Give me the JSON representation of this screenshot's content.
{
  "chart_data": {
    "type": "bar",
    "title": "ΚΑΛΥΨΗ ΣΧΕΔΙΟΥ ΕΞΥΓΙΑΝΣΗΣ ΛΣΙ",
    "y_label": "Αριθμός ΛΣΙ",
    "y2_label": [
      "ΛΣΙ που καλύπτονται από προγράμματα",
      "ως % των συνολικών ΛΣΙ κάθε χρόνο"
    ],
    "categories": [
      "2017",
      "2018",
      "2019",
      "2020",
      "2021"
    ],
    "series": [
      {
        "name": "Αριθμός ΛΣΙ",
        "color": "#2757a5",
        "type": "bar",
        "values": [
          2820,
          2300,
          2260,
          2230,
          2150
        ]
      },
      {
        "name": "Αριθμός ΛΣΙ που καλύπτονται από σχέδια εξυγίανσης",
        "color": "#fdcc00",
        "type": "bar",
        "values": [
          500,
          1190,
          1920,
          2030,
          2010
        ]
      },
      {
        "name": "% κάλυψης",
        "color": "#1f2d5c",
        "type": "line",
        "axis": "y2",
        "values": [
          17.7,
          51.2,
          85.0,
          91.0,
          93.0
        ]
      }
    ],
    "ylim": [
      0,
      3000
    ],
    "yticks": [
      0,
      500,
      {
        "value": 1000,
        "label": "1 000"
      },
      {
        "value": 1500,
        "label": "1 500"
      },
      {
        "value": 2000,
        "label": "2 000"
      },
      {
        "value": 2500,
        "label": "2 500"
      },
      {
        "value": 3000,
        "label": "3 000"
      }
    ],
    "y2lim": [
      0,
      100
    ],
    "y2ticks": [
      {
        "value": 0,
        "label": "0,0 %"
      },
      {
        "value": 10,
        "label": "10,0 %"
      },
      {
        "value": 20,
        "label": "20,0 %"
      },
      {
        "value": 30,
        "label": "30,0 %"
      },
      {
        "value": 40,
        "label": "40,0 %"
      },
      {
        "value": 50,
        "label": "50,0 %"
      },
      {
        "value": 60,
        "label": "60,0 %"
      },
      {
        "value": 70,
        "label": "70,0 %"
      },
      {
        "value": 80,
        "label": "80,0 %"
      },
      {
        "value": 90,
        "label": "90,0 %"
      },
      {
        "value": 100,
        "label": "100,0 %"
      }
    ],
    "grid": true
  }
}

· · · ·

• [Written request]:
Copy out each record exactly as given, omitting none.

• [Result below]:
Give me the JSON representation of this screenshot's content.
{
  "chart_data": {
    "type": "bar",
    "title": "ΚΑΛΥΨΗ ΣΧΕΔΙΟΥ ΕΞΥΓΙΑΝΣΗΣ ΛΣΙ",
    "y_label": "Αριθμός ΛΣΙ",
    "y2_label": [
      "ΛΣΙ που καλύπτονται από προγράμματα",
      "ως % των συνολικών ΛΣΙ κάθε χρόνο"
    ],
    "categories": [
      "2017",
      "2018",
      "2019",
      "2020",
      "2021"
    ],
    "series": [
      {
        "name": "Αριθμός ΛΣΙ",
        "color": "#2757a5",
        "type": "bar",
        "values": [
          2820,
          2300,
          2260,
          2230,
          2150
        ]
      },
      {
        "name": "Αριθμός ΛΣΙ που καλύπτονται από σχέδια εξυγίανσης",
        "color": "#fdcc00",
        "type": "bar",
        "values": [
          500,
          1190,
          1920,
          2030,
          2010
        ]
      },
      {
        "name": "% κάλυψης",
        "color": "#1f2d5c",
        "type": "line",
        "axis": "y2",
        "values": [
          17.7,
          51.2,
          85.0,
          91.0,
          93.0
        ]
      }
    ],
    "ylim": [
      0,
      3000
    ],
    "yticks": [
      0,
      500,
      {
        "value": 1000,
        "label": "1 000"
      },
      {
        "value": 1500,
        "label": "1 500"
      },
      {
        "value": 2000,
        "label": "2 000"
      },
      {
        "value": 2500,
        "label": "2 500"
      },
      {
        "value": 3000,
        "label": "3 000"
      }
    ],
    "y2lim": [
      0,
      100
    ],
    "y2ticks": [
      {
        "value": 0,
        "label": "0,0 %"
      },
      {
        "value": 10,
        "label": "10,0 %"
      },
      {
        "value": 20,
        "label": "20,0 %"
      },
      {
        "value": 30,
        "label": "30,0 %"
      },
      {
        "value": 40,
        "label": "40,0 %"
      },
      {
        "value": 50,
        "label": "50,0 %"
      },
      {
        "value": 60,
        "label": "60,0 %"
      },
      {
        "value": 70,
        "label": "70,0 %"
      },
      {
        "value": 80,
        "label": "80,0 %"
      },
      {
        "value": 90,
        "label": "90,0 %"
      },
      {
        "value": 100,
        "label": "100,0 %"
      }
    ],
    "grid": true
  }
}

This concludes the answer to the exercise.